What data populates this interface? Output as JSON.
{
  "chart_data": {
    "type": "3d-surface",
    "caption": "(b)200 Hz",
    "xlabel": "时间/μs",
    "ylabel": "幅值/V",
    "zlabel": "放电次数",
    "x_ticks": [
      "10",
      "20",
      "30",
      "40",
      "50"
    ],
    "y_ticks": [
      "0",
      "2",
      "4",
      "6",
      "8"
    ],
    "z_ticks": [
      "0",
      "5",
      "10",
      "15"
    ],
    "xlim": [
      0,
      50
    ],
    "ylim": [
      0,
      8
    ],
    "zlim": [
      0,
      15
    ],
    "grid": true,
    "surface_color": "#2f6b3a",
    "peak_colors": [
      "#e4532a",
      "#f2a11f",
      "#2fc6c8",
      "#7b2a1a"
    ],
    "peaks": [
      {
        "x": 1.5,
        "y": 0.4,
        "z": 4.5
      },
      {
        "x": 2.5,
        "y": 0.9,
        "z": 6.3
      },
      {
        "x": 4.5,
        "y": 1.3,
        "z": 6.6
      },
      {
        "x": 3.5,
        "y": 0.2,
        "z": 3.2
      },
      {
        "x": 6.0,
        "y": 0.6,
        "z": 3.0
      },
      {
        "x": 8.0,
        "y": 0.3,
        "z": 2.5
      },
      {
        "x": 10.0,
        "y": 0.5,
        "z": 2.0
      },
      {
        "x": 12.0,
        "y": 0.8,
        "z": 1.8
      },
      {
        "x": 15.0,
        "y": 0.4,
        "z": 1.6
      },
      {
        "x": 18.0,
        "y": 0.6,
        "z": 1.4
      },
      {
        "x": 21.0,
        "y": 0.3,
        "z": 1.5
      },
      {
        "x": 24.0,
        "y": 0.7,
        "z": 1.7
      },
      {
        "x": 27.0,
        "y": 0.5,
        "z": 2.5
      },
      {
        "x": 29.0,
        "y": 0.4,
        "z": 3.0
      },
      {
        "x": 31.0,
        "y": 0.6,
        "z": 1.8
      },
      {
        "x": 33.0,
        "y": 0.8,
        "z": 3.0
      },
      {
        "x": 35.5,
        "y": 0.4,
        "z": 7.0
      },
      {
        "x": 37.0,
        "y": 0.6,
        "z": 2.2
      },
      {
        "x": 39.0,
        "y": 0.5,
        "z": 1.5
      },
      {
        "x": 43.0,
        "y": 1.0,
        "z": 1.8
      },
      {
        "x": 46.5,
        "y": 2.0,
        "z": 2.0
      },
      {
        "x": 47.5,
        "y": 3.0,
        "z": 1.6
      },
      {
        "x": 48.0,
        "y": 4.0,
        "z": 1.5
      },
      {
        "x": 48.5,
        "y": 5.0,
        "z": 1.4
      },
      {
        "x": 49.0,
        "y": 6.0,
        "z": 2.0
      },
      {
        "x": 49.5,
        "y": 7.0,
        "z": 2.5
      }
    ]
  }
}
────────────────────────────────────────
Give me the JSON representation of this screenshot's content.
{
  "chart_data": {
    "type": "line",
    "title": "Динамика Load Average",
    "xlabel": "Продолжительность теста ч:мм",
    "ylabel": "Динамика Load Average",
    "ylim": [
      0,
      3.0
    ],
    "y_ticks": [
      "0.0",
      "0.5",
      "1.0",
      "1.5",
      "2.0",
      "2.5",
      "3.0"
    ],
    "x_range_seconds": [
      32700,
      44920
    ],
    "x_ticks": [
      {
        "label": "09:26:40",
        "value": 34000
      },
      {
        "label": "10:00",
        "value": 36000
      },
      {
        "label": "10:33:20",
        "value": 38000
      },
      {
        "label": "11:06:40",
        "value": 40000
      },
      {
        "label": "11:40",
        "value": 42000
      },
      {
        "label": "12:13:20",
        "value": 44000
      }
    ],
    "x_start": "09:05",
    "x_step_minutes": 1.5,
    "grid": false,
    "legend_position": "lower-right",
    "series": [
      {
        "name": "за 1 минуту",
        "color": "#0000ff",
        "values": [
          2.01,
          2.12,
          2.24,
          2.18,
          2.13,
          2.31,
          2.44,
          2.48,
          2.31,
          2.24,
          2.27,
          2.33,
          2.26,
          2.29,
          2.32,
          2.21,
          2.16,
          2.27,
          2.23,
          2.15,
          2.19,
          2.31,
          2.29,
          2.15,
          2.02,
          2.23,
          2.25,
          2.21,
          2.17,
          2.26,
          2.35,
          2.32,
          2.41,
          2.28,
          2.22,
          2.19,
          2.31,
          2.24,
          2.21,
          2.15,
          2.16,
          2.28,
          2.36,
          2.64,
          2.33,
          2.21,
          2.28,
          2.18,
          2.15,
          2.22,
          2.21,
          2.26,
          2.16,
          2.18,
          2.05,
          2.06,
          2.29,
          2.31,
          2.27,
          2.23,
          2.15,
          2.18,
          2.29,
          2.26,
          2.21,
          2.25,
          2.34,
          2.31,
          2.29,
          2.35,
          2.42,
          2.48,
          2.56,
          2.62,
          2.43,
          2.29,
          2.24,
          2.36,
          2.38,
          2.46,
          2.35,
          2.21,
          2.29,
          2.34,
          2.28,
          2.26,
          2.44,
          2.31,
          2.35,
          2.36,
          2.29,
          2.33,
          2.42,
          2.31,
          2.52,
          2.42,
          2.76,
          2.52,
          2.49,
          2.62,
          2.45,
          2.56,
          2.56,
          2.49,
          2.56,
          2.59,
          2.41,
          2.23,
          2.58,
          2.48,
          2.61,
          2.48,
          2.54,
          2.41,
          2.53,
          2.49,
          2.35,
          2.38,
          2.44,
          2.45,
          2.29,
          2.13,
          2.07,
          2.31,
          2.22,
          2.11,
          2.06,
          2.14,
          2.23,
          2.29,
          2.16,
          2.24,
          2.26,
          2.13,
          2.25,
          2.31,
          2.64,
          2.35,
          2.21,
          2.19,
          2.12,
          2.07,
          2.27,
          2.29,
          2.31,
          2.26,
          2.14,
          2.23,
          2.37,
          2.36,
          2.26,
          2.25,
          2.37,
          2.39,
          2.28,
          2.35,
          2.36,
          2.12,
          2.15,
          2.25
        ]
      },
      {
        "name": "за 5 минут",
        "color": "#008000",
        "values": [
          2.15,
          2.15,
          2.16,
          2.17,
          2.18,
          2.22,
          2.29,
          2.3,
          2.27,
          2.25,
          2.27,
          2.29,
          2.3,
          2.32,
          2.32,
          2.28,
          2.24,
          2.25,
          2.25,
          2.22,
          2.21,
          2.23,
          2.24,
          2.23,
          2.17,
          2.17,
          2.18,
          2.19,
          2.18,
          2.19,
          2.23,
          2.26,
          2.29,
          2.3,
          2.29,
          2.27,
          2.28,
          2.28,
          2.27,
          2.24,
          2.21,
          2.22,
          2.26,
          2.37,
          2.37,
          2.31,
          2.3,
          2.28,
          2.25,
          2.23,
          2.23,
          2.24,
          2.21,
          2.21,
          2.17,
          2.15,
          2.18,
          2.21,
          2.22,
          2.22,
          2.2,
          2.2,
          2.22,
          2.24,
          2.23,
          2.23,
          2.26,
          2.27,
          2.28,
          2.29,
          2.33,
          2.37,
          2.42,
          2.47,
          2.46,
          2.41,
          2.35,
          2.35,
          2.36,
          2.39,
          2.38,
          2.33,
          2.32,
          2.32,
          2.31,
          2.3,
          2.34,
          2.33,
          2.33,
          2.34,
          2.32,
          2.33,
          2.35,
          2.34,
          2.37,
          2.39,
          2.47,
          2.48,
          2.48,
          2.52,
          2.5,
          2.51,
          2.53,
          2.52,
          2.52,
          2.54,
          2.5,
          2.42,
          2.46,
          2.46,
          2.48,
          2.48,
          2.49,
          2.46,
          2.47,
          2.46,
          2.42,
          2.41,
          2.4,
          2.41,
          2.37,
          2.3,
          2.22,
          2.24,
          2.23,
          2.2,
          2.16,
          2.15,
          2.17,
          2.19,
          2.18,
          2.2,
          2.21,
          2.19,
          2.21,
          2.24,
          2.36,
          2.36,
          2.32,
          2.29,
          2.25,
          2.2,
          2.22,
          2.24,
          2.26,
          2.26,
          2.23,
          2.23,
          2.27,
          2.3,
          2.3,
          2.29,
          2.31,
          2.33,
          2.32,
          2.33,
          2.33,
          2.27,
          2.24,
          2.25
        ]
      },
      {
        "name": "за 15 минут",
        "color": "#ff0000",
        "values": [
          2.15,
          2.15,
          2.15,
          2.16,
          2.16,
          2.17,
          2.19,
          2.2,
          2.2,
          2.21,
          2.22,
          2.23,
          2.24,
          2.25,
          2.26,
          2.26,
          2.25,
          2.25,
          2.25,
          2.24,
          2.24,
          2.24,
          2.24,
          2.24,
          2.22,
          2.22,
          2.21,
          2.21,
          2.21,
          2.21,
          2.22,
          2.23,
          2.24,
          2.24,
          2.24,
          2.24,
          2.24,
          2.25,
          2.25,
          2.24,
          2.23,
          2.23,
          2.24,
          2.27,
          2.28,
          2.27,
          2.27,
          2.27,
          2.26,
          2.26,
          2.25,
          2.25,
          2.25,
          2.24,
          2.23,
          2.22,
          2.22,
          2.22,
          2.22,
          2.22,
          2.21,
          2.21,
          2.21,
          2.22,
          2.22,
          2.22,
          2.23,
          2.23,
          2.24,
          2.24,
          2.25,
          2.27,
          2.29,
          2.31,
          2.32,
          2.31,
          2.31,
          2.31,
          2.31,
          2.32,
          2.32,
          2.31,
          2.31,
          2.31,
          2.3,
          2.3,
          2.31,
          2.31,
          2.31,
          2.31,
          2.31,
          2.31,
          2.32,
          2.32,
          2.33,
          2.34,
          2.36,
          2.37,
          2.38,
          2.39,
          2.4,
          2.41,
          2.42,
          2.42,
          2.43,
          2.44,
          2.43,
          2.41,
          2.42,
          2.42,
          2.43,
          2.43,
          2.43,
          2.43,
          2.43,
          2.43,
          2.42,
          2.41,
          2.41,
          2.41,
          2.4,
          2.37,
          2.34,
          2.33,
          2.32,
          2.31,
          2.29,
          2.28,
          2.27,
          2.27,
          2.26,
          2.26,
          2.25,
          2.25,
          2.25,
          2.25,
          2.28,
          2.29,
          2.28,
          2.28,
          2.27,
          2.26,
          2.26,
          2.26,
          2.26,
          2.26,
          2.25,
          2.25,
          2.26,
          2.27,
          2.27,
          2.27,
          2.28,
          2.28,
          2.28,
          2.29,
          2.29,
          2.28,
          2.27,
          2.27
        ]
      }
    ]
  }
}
────────────────────────────────────────
Short problem: Exactly how many lines of the material contain the word "this"? Write the number alone.

Exercise output: 2